### Set problem
Find every line in the records below that contains the word "alerta", and copy each such line.
* BEGIN *
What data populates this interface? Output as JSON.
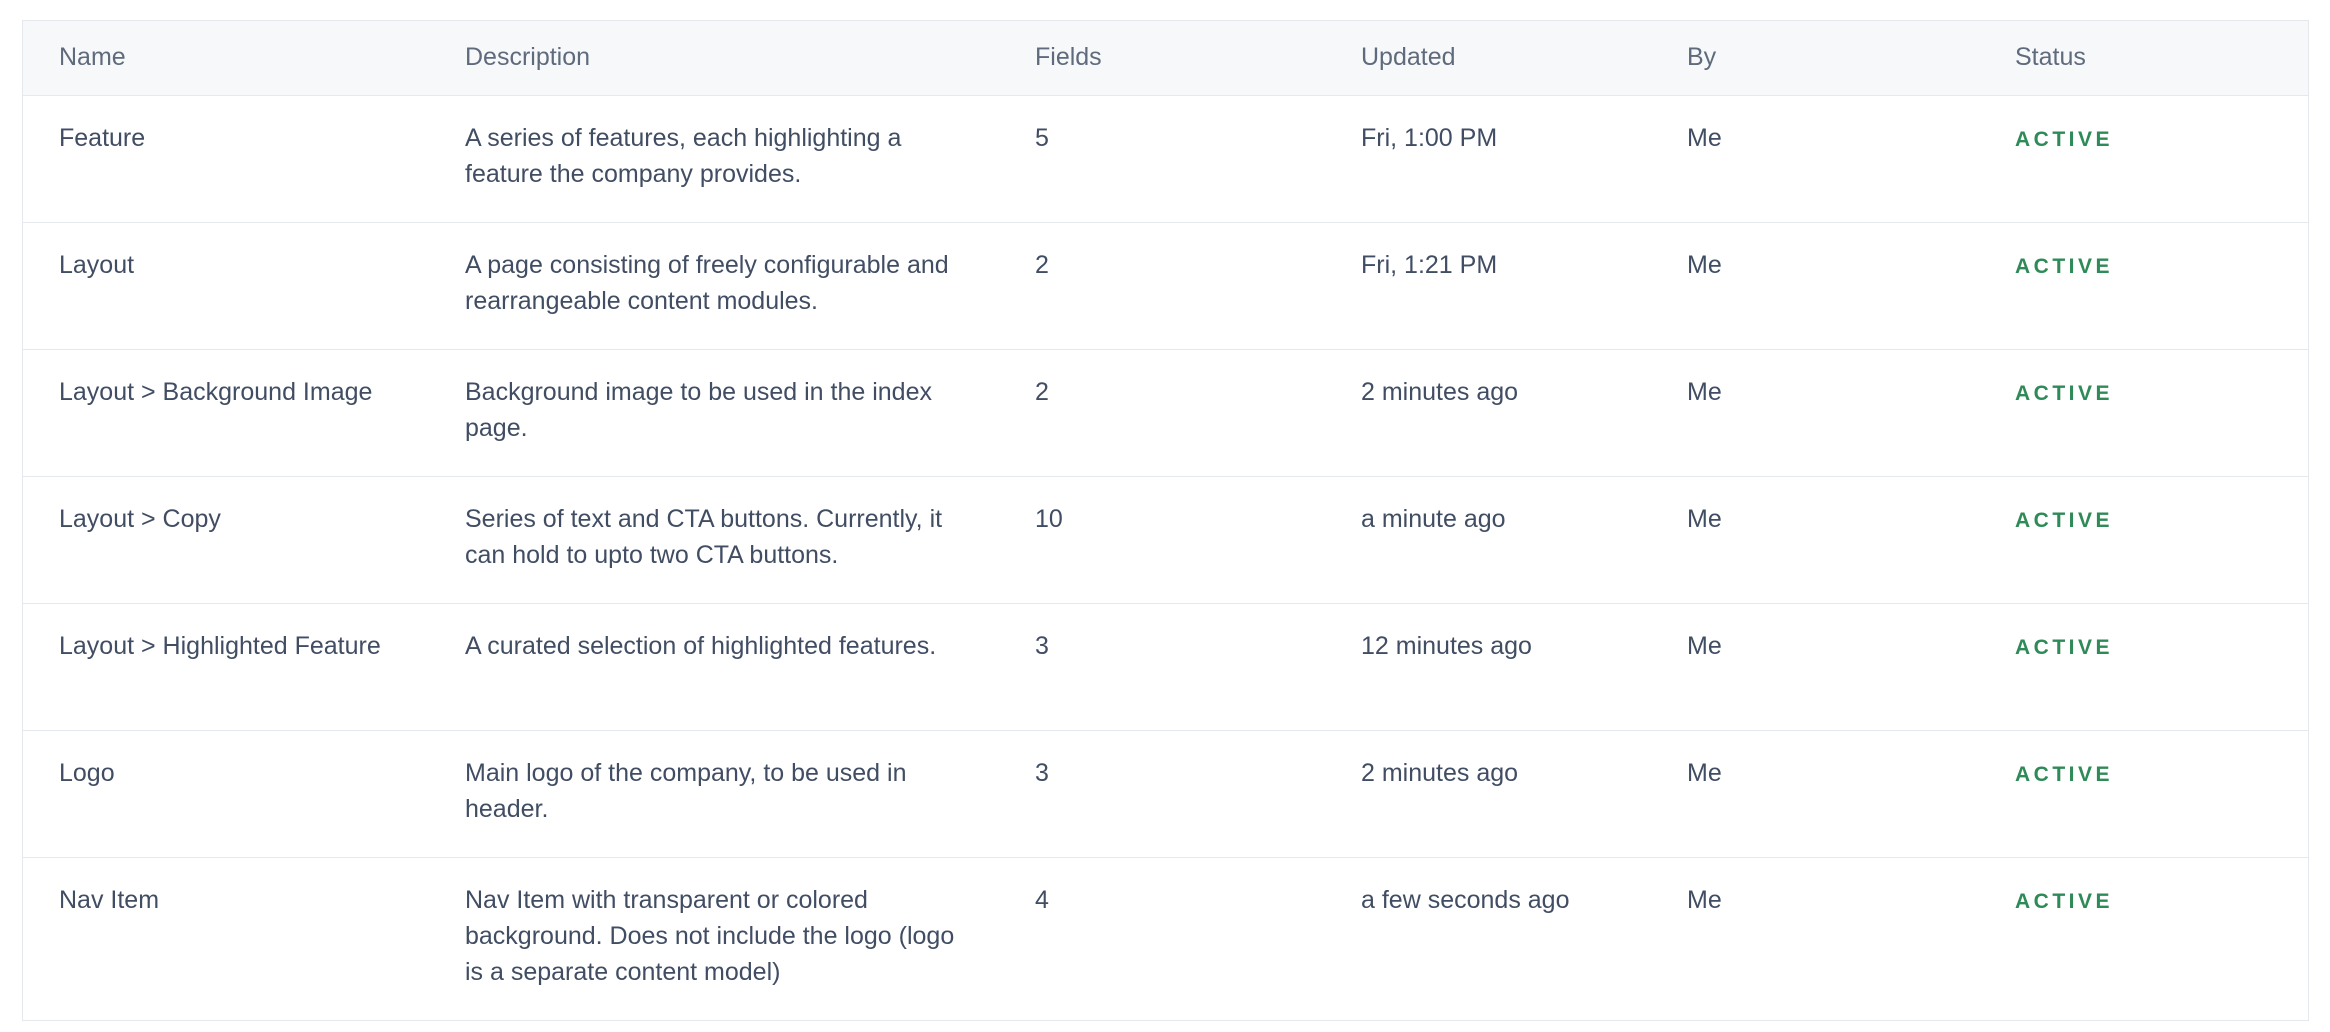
{
  "table": {
    "headers": [
      "Name",
      "Description",
      "Fields",
      "Updated",
      "By",
      "Status"
    ],
    "rows": [
      {
        "name": "Feature",
        "description": "A series of features, each highlighting a feature the company provides.",
        "fields": "5",
        "updated": "Fri, 1:00 PM",
        "by": "Me",
        "status": "ACTIVE"
      },
      {
        "name": "Layout",
        "description": "A page consisting of freely configurable and rearrangeable content modules.",
        "fields": "2",
        "updated": "Fri, 1:21 PM",
        "by": "Me",
        "status": "ACTIVE"
      },
      {
        "name": "Layout > Background Image",
        "description": "Background image to be used in the index page.",
        "fields": "2",
        "updated": "2 minutes ago",
        "by": "Me",
        "status": "ACTIVE"
      },
      {
        "name": "Layout > Copy",
        "description": "Series of text and CTA buttons. Currently, it can hold to upto two CTA buttons.",
        "fields": "10",
        "updated": "a minute ago",
        "by": "Me",
        "status": "ACTIVE"
      },
      {
        "name": "Layout > Highlighted Feature",
        "description": "A curated selection of highlighted features.",
        "fields": "3",
        "updated": "12 minutes ago",
        "by": "Me",
        "status": "ACTIVE"
      },
      {
        "name": "Logo",
        "description": "Main logo of the company, to be used in header.",
        "fields": "3",
        "updated": "2 minutes ago",
        "by": "Me",
        "status": "ACTIVE"
      },
      {
        "name": "Nav Item",
        "description": "Nav Item with transparent or colored background. Does not include the logo (logo is a separate content model)",
        "fields": "4",
        "updated": "a few seconds ago",
        "by": "Me",
        "status": "ACTIVE"
      }
    ]
  },
  "colors": {
    "status_active": "#2e8a57",
    "header_bg": "#f7f8fa",
    "border": "#e5e8ec",
    "text": "#414d63"
  }
}
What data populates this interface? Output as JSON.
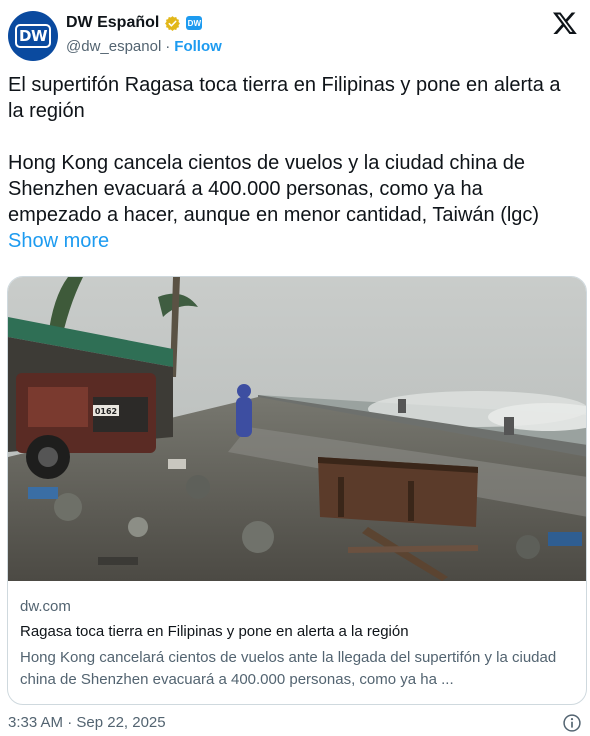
{
  "author": {
    "display_name": "DW Español",
    "handle": "@dw_espanol",
    "separator": "·",
    "follow_label": "Follow",
    "avatar_text": "DW",
    "affiliate_badge_text": "DW"
  },
  "tweet": {
    "paragraph1": "El supertifón Ragasa toca tierra en Filipinas y pone en alerta a la región",
    "paragraph2": "Hong Kong cancela cientos de vuelos y la ciudad china de Shenzhen evacuará a 400.000 personas, como ya ha empezado a hacer, aunque en menor cantidad, Taiwán (lgc)",
    "show_more_label": "Show more"
  },
  "card": {
    "domain": "dw.com",
    "title": "Ragasa toca tierra en Filipinas y pone en alerta a la región",
    "description": "Hong Kong cancelará cientos de vuelos ante la llegada del supertifón y la ciudad china de Shenzhen evacuará a 400.000 personas, como ya ha ...",
    "image_sign_text": "0162"
  },
  "footer": {
    "timestamp": "3:33 AM · Sep 22, 2025"
  },
  "colors": {
    "accent": "#1d9bf0",
    "verified": "#e2b719",
    "brand": "#0a4a9f"
  }
}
* END *
### Response to this exercise
    "paragraph1": "El supertifón Ragasa toca tierra en Filipinas y pone en alerta a la región",
    "title": "Ragasa toca tierra en Filipinas y pone en alerta a la región",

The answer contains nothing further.